GOAL OF THE EXERCISE → The response has to reproduce all entries exactly while excluding their pictures.

• • • • •

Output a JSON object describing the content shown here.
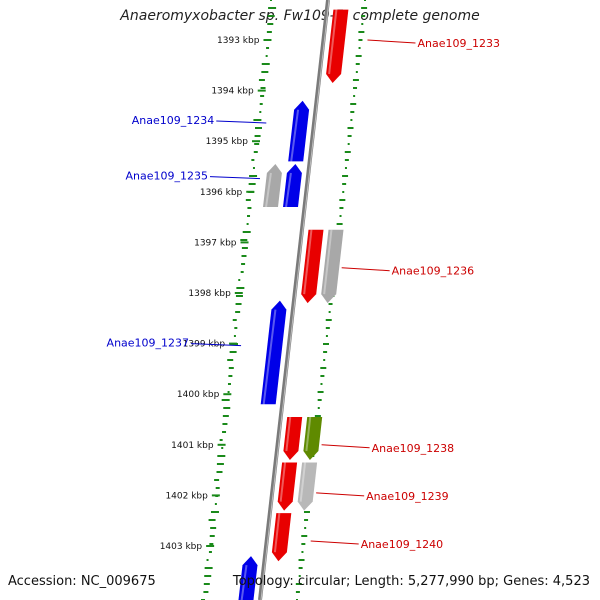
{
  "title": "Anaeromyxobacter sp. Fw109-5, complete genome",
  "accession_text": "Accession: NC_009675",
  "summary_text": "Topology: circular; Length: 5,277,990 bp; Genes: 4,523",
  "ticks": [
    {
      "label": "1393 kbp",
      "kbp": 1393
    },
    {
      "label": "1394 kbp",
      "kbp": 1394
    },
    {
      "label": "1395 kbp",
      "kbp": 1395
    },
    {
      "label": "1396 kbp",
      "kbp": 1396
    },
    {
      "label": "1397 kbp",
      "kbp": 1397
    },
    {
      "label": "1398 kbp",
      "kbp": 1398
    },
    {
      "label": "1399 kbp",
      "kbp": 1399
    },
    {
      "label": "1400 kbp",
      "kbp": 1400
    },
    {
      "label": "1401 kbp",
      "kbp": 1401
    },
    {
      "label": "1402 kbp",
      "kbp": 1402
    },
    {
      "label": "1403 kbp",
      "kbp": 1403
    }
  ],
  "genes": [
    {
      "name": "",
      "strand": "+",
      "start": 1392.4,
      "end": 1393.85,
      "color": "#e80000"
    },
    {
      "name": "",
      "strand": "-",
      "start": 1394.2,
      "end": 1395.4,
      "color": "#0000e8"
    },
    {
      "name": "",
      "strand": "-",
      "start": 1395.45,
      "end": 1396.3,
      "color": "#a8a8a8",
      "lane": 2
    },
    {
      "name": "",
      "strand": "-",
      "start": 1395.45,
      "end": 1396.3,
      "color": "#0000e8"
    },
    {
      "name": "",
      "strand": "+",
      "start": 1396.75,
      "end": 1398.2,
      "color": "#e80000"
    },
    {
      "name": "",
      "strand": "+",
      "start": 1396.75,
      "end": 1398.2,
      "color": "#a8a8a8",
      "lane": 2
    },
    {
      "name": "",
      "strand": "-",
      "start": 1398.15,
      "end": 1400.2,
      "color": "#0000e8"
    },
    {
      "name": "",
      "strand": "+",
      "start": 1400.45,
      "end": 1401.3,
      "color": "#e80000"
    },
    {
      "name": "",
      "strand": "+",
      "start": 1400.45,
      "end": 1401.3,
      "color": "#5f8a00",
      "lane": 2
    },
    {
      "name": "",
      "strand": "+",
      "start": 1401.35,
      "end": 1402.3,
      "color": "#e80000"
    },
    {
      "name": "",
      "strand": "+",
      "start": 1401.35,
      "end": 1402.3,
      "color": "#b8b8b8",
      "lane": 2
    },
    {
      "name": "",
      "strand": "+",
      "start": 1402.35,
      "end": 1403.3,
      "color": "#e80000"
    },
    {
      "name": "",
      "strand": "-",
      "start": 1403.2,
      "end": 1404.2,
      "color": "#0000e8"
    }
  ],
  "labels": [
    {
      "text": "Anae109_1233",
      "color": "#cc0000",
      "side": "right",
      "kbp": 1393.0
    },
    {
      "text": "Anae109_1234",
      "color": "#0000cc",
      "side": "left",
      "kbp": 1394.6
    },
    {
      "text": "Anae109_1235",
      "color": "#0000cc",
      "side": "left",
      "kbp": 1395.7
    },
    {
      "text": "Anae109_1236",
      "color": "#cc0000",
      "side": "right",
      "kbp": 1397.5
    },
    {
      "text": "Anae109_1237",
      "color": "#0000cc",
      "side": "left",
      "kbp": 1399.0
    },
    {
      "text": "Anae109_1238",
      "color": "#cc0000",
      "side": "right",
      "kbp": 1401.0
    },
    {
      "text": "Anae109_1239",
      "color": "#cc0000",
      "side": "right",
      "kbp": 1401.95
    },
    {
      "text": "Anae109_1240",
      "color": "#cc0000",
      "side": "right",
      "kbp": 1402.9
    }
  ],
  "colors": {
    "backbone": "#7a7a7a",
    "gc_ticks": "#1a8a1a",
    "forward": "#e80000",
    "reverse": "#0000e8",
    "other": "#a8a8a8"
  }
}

• • • • •

RESULT OF THE TASK →
Output a JSON object describing the content shown here.
{
  "title": "Anaeromyxobacter sp. Fw109-5, complete genome",
  "accession_text": "Accession: NC_009675",
  "summary_text": "Topology: circular; Length: 5,277,990 bp; Genes: 4,523",
  "ticks": [
    {
      "label": "1393 kbp",
      "kbp": 1393
    },
    {
      "label": "1394 kbp",
      "kbp": 1394
    },
    {
      "label": "1395 kbp",
      "kbp": 1395
    },
    {
      "label": "1396 kbp",
      "kbp": 1396
    },
    {
      "label": "1397 kbp",
      "kbp": 1397
    },
    {
      "label": "1398 kbp",
      "kbp": 1398
    },
    {
      "label": "1399 kbp",
      "kbp": 1399
    },
    {
      "label": "1400 kbp",
      "kbp": 1400
    },
    {
      "label": "1401 kbp",
      "kbp": 1401
    },
    {
      "label": "1402 kbp",
      "kbp": 1402
    },
    {
      "label": "1403 kbp",
      "kbp": 1403
    }
  ],
  "genes": [
    {
      "name": "",
      "strand": "+",
      "start": 1392.4,
      "end": 1393.85,
      "color": "#e80000"
    },
    {
      "name": "",
      "strand": "-",
      "start": 1394.2,
      "end": 1395.4,
      "color": "#0000e8"
    },
    {
      "name": "",
      "strand": "-",
      "start": 1395.45,
      "end": 1396.3,
      "color": "#a8a8a8",
      "lane": 2
    },
    {
      "name": "",
      "strand": "-",
      "start": 1395.45,
      "end": 1396.3,
      "color": "#0000e8"
    },
    {
      "name": "",
      "strand": "+",
      "start": 1396.75,
      "end": 1398.2,
      "color": "#e80000"
    },
    {
      "name": "",
      "strand": "+",
      "start": 1396.75,
      "end": 1398.2,
      "color": "#a8a8a8",
      "lane": 2
    },
    {
      "name": "",
      "strand": "-",
      "start": 1398.15,
      "end": 1400.2,
      "color": "#0000e8"
    },
    {
      "name": "",
      "strand": "+",
      "start": 1400.45,
      "end": 1401.3,
      "color": "#e80000"
    },
    {
      "name": "",
      "strand": "+",
      "start": 1400.45,
      "end": 1401.3,
      "color": "#5f8a00",
      "lane": 2
    },
    {
      "name": "",
      "strand": "+",
      "start": 1401.35,
      "end": 1402.3,
      "color": "#e80000"
    },
    {
      "name": "",
      "strand": "+",
      "start": 1401.35,
      "end": 1402.3,
      "color": "#b8b8b8",
      "lane": 2
    },
    {
      "name": "",
      "strand": "+",
      "start": 1402.35,
      "end": 1403.3,
      "color": "#e80000"
    },
    {
      "name": "",
      "strand": "-",
      "start": 1403.2,
      "end": 1404.2,
      "color": "#0000e8"
    }
  ],
  "labels": [
    {
      "text": "Anae109_1233",
      "color": "#cc0000",
      "side": "right",
      "kbp": 1393.0
    },
    {
      "text": "Anae109_1234",
      "color": "#0000cc",
      "side": "left",
      "kbp": 1394.6
    },
    {
      "text": "Anae109_1235",
      "color": "#0000cc",
      "side": "left",
      "kbp": 1395.7
    },
    {
      "text": "Anae109_1236",
      "color": "#cc0000",
      "side": "right",
      "kbp": 1397.5
    },
    {
      "text": "Anae109_1237",
      "color": "#0000cc",
      "side": "left",
      "kbp": 1399.0
    },
    {
      "text": "Anae109_1238",
      "color": "#cc0000",
      "side": "right",
      "kbp": 1401.0
    },
    {
      "text": "Anae109_1239",
      "color": "#cc0000",
      "side": "right",
      "kbp": 1401.95
    },
    {
      "text": "Anae109_1240",
      "color": "#cc0000",
      "side": "right",
      "kbp": 1402.9
    }
  ],
  "colors": {
    "backbone": "#7a7a7a",
    "gc_ticks": "#1a8a1a",
    "forward": "#e80000",
    "reverse": "#0000e8",
    "other": "#a8a8a8"
  }
}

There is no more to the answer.